Exercise description:
Copy out every line in the entries below that includes "coffee".

[Recorded data]
************
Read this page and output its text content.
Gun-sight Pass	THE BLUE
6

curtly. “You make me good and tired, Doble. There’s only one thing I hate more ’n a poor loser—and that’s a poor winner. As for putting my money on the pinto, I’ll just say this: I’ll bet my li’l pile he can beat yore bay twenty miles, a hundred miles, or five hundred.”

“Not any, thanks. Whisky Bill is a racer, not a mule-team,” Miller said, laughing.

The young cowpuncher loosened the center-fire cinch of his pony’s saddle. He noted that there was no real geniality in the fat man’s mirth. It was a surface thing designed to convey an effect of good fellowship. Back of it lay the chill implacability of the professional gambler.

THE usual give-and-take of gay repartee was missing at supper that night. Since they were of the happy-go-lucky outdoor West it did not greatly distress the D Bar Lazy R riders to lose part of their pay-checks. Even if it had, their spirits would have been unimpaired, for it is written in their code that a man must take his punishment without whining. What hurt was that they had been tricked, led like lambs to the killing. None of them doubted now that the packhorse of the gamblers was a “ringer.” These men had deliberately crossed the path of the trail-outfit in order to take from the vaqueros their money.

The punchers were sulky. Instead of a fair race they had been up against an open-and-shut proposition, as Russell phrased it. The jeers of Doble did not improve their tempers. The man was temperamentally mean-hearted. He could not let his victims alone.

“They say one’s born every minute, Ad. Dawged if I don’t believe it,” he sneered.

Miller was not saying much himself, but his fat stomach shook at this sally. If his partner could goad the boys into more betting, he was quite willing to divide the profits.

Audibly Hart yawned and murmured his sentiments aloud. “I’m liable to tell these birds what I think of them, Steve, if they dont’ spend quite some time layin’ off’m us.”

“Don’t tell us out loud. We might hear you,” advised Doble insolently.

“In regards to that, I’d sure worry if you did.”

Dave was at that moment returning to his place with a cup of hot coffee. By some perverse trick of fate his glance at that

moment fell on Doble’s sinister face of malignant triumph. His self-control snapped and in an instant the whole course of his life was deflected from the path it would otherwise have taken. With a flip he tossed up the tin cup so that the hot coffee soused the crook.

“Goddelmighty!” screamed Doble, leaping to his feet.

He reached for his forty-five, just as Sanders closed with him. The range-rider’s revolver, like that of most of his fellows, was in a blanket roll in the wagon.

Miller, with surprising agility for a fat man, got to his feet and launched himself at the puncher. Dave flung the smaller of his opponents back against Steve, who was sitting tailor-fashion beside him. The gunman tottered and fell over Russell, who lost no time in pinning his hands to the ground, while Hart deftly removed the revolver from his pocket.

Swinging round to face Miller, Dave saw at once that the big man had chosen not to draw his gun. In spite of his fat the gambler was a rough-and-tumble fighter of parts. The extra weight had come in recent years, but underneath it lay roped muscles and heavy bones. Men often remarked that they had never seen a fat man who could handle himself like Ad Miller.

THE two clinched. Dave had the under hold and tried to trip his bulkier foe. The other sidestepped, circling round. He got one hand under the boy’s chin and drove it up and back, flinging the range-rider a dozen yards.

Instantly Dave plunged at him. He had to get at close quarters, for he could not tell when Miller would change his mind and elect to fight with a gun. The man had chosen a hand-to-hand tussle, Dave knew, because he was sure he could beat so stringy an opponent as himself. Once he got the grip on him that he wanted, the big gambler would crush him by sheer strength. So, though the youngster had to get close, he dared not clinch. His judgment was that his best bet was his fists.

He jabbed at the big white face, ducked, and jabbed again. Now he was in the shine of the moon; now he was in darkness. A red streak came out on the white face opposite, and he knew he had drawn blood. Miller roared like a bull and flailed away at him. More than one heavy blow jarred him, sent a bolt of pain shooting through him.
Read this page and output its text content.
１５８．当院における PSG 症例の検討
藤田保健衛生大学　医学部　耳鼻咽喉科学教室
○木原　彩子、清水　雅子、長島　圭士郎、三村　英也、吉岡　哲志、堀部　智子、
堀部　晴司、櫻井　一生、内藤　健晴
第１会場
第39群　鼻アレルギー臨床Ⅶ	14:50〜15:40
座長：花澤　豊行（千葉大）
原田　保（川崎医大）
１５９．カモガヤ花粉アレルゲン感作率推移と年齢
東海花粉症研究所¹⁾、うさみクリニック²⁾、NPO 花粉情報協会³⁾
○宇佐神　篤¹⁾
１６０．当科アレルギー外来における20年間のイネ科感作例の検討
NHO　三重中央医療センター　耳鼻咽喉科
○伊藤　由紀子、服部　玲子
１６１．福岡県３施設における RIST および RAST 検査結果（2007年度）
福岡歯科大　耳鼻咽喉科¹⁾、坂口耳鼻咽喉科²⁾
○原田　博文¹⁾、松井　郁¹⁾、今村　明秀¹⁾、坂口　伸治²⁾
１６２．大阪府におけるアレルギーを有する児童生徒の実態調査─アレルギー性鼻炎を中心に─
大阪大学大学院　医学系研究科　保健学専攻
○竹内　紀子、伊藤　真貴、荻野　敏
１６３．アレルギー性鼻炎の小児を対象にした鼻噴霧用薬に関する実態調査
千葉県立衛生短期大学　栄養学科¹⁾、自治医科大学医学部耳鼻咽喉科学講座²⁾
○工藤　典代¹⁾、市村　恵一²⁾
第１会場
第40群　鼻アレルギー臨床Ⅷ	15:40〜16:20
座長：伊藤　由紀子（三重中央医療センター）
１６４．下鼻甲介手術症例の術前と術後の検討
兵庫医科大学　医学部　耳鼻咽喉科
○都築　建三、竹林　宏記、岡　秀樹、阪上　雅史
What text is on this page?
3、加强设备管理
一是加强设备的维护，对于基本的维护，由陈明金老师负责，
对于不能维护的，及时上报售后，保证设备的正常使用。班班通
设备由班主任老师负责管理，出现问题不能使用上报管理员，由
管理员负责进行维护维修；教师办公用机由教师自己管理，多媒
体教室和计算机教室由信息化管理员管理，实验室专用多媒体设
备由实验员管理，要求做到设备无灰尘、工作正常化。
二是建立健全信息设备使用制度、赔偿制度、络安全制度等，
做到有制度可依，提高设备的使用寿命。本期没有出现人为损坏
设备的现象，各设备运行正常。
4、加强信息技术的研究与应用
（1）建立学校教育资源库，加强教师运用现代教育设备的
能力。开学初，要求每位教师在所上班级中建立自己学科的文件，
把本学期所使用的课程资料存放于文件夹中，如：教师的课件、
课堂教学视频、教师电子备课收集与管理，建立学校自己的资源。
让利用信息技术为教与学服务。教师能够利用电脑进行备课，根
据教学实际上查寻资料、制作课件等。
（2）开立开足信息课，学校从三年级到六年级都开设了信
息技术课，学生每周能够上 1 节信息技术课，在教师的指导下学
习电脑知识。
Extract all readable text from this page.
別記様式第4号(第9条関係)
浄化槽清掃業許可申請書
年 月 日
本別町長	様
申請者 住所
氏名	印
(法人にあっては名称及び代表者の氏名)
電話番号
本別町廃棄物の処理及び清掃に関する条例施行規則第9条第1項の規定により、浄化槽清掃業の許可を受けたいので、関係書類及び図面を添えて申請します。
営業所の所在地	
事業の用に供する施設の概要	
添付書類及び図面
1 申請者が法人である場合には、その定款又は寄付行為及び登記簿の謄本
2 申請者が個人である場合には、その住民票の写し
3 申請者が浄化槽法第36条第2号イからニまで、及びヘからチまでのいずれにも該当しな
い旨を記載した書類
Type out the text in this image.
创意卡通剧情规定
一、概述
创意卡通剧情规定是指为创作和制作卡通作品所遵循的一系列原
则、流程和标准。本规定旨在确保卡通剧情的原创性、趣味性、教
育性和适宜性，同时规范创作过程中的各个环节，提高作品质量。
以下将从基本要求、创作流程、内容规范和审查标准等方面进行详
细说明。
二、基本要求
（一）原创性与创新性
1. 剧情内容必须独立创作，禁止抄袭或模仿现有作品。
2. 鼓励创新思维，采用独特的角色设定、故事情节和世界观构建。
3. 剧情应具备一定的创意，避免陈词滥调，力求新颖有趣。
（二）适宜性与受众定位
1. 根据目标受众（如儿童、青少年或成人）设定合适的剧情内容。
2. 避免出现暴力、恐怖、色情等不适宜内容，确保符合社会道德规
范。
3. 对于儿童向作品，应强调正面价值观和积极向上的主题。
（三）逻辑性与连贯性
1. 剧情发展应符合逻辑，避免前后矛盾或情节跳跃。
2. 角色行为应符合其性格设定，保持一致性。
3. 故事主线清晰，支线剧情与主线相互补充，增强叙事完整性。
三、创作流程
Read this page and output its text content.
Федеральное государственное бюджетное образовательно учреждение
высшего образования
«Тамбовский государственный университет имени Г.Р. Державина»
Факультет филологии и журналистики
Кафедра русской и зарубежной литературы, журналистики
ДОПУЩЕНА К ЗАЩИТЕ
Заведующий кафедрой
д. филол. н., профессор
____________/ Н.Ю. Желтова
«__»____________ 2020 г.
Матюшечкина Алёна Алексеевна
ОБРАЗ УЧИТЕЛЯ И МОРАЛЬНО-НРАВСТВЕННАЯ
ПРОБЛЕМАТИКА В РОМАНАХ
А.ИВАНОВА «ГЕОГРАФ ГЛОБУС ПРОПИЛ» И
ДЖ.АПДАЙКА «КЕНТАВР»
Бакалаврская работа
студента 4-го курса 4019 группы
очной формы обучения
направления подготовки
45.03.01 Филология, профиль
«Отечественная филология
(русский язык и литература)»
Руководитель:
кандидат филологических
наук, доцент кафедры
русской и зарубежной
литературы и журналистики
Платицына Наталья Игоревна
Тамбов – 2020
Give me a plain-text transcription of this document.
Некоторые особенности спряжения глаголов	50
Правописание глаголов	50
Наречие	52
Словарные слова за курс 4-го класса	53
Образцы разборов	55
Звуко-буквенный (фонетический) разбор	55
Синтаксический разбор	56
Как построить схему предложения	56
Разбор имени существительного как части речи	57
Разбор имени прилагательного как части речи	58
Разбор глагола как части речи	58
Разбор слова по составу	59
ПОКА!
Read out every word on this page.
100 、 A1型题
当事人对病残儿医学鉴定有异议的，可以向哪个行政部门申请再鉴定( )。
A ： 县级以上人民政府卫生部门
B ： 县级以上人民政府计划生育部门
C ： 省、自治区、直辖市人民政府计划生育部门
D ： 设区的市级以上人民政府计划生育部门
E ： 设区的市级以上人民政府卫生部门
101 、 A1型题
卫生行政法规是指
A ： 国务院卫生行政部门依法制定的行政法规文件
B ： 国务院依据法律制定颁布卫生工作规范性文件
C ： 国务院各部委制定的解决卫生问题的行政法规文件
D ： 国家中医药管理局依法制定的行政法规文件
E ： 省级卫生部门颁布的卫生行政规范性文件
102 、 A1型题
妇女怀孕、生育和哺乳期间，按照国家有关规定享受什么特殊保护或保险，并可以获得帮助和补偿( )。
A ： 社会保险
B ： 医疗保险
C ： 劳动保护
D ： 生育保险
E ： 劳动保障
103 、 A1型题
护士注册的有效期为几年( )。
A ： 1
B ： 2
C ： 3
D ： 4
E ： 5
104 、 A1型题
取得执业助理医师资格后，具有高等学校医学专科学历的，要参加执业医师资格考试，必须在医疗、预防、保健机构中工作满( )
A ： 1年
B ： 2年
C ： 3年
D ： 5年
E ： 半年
************
Exercise solution:
Dave was at that moment returning to his place with a cup of hot coffee. By some perverse trick of fate his glance at that
moment fell on Doble’s sinister face of malignant triumph. His self-control snapped and in an instant the whole course of his life was deflected from the path it would otherwise have taken. With a flip he tossed up the tin cup so that the hot coffee soused the crook.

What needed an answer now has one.